**Stated problem:**
Repeat all of the records verbatim.

Data entries:
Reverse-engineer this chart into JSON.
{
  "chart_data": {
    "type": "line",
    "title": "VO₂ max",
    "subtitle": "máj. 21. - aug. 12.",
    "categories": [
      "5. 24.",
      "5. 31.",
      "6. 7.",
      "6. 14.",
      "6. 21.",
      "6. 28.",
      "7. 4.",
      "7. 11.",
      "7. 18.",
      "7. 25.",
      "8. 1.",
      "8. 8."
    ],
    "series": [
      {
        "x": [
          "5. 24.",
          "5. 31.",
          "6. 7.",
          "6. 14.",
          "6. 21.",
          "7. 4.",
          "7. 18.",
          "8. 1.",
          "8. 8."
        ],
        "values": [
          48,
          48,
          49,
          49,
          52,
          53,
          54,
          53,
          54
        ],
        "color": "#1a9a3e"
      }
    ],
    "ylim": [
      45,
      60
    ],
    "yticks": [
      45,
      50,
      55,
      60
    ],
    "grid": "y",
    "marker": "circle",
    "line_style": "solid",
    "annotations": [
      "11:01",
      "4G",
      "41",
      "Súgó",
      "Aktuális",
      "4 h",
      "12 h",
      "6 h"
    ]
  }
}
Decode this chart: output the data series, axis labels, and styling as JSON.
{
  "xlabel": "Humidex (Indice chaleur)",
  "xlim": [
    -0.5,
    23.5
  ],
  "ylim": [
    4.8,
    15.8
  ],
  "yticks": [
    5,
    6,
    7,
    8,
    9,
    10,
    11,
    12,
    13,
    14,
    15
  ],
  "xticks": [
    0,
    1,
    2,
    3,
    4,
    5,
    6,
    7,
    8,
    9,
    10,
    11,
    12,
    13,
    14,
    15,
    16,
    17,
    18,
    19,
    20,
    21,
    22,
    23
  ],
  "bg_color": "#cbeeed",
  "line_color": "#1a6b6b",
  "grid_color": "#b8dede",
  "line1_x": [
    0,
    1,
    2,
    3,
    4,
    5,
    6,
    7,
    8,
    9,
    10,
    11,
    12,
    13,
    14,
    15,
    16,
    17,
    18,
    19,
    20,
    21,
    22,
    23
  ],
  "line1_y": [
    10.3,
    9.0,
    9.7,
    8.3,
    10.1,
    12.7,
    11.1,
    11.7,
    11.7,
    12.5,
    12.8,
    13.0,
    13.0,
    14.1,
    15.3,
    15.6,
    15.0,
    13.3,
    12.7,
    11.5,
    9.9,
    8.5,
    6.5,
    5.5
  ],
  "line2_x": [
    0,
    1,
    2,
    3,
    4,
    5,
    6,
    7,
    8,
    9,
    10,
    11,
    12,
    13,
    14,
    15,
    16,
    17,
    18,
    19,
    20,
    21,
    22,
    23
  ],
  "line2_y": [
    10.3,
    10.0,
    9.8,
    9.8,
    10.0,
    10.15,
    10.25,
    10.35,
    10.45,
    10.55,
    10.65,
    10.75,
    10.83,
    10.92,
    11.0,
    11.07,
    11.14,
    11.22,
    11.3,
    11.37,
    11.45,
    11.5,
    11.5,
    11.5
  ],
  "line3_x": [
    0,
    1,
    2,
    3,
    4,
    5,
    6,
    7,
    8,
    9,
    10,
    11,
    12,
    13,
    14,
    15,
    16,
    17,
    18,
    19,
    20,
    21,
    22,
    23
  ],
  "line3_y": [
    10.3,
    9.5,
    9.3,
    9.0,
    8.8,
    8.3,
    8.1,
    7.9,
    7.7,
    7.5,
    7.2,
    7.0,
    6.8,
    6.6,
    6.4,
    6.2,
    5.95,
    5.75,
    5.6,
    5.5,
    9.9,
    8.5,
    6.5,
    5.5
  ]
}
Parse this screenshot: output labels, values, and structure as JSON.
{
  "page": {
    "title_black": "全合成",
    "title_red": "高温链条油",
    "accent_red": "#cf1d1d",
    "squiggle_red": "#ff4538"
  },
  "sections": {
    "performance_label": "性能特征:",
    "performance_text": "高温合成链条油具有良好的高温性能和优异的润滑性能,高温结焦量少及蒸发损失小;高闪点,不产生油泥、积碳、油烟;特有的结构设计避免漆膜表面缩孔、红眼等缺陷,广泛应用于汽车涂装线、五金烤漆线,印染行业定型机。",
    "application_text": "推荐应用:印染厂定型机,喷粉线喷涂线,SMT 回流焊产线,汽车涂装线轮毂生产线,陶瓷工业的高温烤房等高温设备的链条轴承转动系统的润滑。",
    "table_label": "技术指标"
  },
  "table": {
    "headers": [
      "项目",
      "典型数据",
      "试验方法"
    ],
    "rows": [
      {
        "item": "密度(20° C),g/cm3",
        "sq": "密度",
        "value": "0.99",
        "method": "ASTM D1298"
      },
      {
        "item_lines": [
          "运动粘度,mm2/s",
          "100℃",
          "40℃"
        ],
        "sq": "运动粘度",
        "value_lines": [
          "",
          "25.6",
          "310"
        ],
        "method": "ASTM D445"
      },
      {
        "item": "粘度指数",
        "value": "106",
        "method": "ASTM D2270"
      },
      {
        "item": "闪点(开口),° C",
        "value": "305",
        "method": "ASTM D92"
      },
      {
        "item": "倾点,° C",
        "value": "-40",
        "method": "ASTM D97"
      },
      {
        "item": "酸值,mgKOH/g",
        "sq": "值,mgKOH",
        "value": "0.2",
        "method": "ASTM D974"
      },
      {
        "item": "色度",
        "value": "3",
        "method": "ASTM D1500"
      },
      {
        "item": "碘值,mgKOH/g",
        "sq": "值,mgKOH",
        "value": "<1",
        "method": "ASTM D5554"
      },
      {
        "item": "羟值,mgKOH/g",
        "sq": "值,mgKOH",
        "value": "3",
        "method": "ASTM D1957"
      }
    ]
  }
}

**Response:**
Reverse-engineer this chart into JSON.
{
  "chart_data": {
    "type": "line",
    "title": "VO₂ max",
    "subtitle": "máj. 21. - aug. 12.",
    "categories": [
      "5. 24.",
      "5. 31.",
      "6. 7.",
      "6. 14.",
      "6. 21.",
      "6. 28.",
      "7. 4.",
      "7. 11.",
      "7. 18.",
      "7. 25.",
      "8. 1.",
      "8. 8."
    ],
    "series": [
      {
        "x": [
          "5. 24.",
          "5. 31.",
          "6. 7.",
          "6. 14.",
          "6. 21.",
          "7. 4.",
          "7. 18.",
          "8. 1.",
          "8. 8."
        ],
        "values": [
          48,
          48,
          49,
          49,
          52,
          53,
          54,
          53,
          54
        ],
        "color": "#1a9a3e"
      }
    ],
    "ylim": [
      45,
      60
    ],
    "yticks": [
      45,
      50,
      55,
      60
    ],
    "grid": "y",
    "marker": "circle",
    "line_style": "solid",
    "annotations": [
      "11:01",
      "4G",
      "41",
      "Súgó",
      "Aktuális",
      "4 h",
      "12 h",
      "6 h"
    ]
  }
}
Decode this chart: output the data series, axis labels, and styling as JSON.
{
  "xlabel": "Humidex (Indice chaleur)",
  "xlim": [
    -0.5,
    23.5
  ],
  "ylim": [
    4.8,
    15.8
  ],
  "yticks": [
    5,
    6,
    7,
    8,
    9,
    10,
    11,
    12,
    13,
    14,
    15
  ],
  "xticks": [
    0,
    1,
    2,
    3,
    4,
    5,
    6,
    7,
    8,
    9,
    10,
    11,
    12,
    13,
    14,
    15,
    16,
    17,
    18,
    19,
    20,
    21,
    22,
    23
  ],
  "bg_color": "#cbeeed",
  "line_color": "#1a6b6b",
  "grid_color": "#b8dede",
  "line1_x": [
    0,
    1,
    2,
    3,
    4,
    5,
    6,
    7,
    8,
    9,
    10,
    11,
    12,
    13,
    14,
    15,
    16,
    17,
    18,
    19,
    20,
    21,
    22,
    23
  ],
  "line1_y": [
    10.3,
    9.0,
    9.7,
    8.3,
    10.1,
    12.7,
    11.1,
    11.7,
    11.7,
    12.5,
    12.8,
    13.0,
    13.0,
    14.1,
    15.3,
    15.6,
    15.0,
    13.3,
    12.7,
    11.5,
    9.9,
    8.5,
    6.5,
    5.5
  ],
  "line2_x": [
    0,
    1,
    2,
    3,
    4,
    5,
    6,
    7,
    8,
    9,
    10,
    11,
    12,
    13,
    14,
    15,
    16,
    17,
    18,
    19,
    20,
    21,
    22,
    23
  ],
  "line2_y": [
    10.3,
    10.0,
    9.8,
    9.8,
    10.0,
    10.15,
    10.25,
    10.35,
    10.45,
    10.55,
    10.65,
    10.75,
    10.83,
    10.92,
    11.0,
    11.07,
    11.14,
    11.22,
    11.3,
    11.37,
    11.45,
    11.5,
    11.5,
    11.5
  ],
  "line3_x": [
    0,
    1,
    2,
    3,
    4,
    5,
    6,
    7,
    8,
    9,
    10,
    11,
    12,
    13,
    14,
    15,
    16,
    17,
    18,
    19,
    20,
    21,
    22,
    23
  ],
  "line3_y": [
    10.3,
    9.5,
    9.3,
    9.0,
    8.8,
    8.3,
    8.1,
    7.9,
    7.7,
    7.5,
    7.2,
    7.0,
    6.8,
    6.6,
    6.4,
    6.2,
    5.95,
    5.75,
    5.6,
    5.5,
    9.9,
    8.5,
    6.5,
    5.5
  ]
}
Parse this screenshot: output labels, values, and structure as JSON.
{
  "page": {
    "title_black": "全合成",
    "title_red": "高温链条油",
    "accent_red": "#cf1d1d",
    "squiggle_red": "#ff4538"
  },
  "sections": {
    "performance_label": "性能特征:",
    "performance_text": "高温合成链条油具有良好的高温性能和优异的润滑性能,高温结焦量少及蒸发损失小;高闪点,不产生油泥、积碳、油烟;特有的结构设计避免漆膜表面缩孔、红眼等缺陷,广泛应用于汽车涂装线、五金烤漆线,印染行业定型机。",
    "application_text": "推荐应用:印染厂定型机,喷粉线喷涂线,SMT 回流焊产线,汽车涂装线轮毂生产线,陶瓷工业的高温烤房等高温设备的链条轴承转动系统的润滑。",
    "table_label": "技术指标"
  },
  "table": {
    "headers": [
      "项目",
      "典型数据",
      "试验方法"
    ],
    "rows": [
      {
        "item": "密度(20° C),g/cm3",
        "sq": "密度",
        "value": "0.99",
        "method": "ASTM D1298"
      },
      {
        "item_lines": [
          "运动粘度,mm2/s",
          "100℃",
          "40℃"
        ],
        "sq": "运动粘度",
        "value_lines": [
          "",
          "25.6",
          "310"
        ],
        "method": "ASTM D445"
      },
      {
        "item": "粘度指数",
        "value": "106",
        "method": "ASTM D2270"
      },
      {
        "item": "闪点(开口),° C",
        "value": "305",
        "method": "ASTM D92"
      },
      {
        "item": "倾点,° C",
        "value": "-40",
        "method": "ASTM D97"
      },
      {
        "item": "酸值,mgKOH/g",
        "sq": "值,mgKOH",
        "value": "0.2",
        "method": "ASTM D974"
      },
      {
        "item": "色度",
        "value": "3",
        "method": "ASTM D1500"
      },
      {
        "item": "碘值,mgKOH/g",
        "sq": "值,mgKOH",
        "value": "<1",
        "method": "ASTM D5554"
      },
      {
        "item": "羟值,mgKOH/g",
        "sq": "值,mgKOH",
        "value": "3",
        "method": "ASTM D1957"
      }
    ]
  }
}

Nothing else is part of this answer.